Aim of the task
Count every line where "recargarlo" shows up, and give that number only.

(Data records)

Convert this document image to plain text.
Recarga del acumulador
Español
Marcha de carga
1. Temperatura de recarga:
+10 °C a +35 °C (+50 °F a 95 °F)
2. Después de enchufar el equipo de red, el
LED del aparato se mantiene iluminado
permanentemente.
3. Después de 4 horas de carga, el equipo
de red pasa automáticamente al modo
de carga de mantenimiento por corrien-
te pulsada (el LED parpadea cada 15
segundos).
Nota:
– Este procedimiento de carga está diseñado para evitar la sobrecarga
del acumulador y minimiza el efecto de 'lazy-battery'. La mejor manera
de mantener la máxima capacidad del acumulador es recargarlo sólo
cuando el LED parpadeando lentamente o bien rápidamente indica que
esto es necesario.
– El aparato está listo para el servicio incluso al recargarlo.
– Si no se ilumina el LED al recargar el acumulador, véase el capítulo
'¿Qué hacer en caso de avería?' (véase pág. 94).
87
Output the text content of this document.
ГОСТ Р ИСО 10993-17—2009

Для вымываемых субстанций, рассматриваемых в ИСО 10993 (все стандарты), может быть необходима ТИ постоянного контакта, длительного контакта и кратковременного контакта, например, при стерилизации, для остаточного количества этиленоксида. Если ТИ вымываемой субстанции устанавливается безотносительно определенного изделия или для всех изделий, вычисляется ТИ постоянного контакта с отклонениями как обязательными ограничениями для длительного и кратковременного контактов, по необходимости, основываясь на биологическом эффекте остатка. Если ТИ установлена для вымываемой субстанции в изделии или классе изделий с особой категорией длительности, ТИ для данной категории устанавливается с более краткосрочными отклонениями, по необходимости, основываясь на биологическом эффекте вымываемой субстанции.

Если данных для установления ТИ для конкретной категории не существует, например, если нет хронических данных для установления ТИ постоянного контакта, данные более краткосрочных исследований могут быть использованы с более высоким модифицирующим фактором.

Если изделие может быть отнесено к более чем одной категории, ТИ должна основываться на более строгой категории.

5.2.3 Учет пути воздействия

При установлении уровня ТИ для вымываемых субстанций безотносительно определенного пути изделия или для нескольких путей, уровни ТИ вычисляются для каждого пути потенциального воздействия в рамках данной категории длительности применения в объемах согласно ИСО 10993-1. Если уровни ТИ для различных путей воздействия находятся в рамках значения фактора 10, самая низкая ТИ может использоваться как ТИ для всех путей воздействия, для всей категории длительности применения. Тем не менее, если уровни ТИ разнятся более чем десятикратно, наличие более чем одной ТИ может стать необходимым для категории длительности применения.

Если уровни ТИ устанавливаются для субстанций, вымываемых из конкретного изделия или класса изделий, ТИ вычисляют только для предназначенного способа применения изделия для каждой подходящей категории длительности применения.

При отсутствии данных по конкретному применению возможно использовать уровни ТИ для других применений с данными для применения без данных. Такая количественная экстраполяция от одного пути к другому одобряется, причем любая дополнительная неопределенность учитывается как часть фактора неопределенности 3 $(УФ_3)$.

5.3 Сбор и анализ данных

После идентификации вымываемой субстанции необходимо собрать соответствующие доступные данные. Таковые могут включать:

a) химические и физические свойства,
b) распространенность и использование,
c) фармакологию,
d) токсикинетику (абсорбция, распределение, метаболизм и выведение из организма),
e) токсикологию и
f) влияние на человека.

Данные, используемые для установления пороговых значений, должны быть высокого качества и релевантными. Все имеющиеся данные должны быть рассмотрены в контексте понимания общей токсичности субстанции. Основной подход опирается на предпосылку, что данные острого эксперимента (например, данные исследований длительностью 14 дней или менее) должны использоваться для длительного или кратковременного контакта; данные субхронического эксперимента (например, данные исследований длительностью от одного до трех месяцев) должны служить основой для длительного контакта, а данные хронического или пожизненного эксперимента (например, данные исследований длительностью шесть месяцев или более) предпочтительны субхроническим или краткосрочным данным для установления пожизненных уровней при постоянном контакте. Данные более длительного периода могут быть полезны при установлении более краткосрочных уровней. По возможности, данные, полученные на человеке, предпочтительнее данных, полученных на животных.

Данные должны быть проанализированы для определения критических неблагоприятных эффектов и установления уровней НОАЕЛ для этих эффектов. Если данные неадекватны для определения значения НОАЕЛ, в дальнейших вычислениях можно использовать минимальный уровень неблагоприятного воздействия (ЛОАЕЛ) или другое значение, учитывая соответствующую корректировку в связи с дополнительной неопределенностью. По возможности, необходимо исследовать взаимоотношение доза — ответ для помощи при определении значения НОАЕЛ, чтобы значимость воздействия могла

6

* * *

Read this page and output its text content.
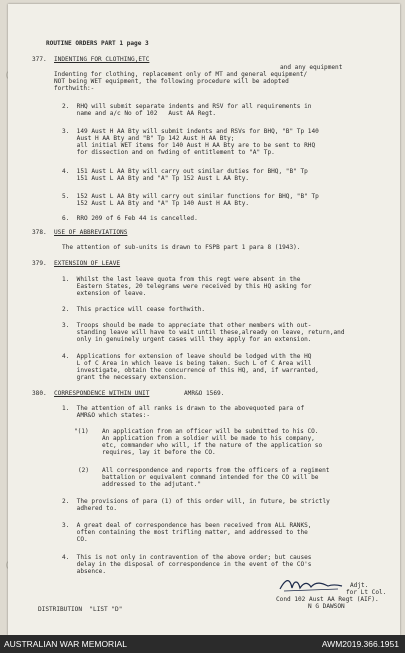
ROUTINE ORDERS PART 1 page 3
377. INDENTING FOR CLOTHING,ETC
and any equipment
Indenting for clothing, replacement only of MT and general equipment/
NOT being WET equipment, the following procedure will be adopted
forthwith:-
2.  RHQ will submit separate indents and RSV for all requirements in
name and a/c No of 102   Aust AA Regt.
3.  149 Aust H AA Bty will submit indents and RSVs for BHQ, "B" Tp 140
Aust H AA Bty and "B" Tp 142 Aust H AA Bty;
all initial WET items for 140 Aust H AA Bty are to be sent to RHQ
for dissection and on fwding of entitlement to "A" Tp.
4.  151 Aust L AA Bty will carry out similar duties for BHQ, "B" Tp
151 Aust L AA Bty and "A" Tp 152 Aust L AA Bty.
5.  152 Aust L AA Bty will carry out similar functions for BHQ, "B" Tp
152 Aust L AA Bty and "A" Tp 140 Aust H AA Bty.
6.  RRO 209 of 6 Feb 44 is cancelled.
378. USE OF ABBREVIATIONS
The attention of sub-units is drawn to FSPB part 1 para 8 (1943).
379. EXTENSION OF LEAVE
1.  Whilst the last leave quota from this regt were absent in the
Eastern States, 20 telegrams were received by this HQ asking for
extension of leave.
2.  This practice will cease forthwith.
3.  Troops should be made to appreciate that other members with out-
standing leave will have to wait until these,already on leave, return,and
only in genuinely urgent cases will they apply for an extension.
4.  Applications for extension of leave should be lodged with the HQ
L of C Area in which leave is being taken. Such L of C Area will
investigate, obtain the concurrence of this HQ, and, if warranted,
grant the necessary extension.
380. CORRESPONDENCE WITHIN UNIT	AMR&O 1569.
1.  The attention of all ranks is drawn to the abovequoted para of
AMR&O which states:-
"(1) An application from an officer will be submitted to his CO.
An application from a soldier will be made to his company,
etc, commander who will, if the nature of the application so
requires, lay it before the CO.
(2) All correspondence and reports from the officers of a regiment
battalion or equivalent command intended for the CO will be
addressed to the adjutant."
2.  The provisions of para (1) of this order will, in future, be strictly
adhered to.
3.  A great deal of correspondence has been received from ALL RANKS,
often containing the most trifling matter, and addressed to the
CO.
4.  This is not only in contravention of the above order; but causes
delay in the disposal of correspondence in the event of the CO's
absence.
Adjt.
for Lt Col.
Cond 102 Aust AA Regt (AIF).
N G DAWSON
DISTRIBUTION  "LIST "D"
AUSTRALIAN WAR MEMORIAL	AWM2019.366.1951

Response to this task
2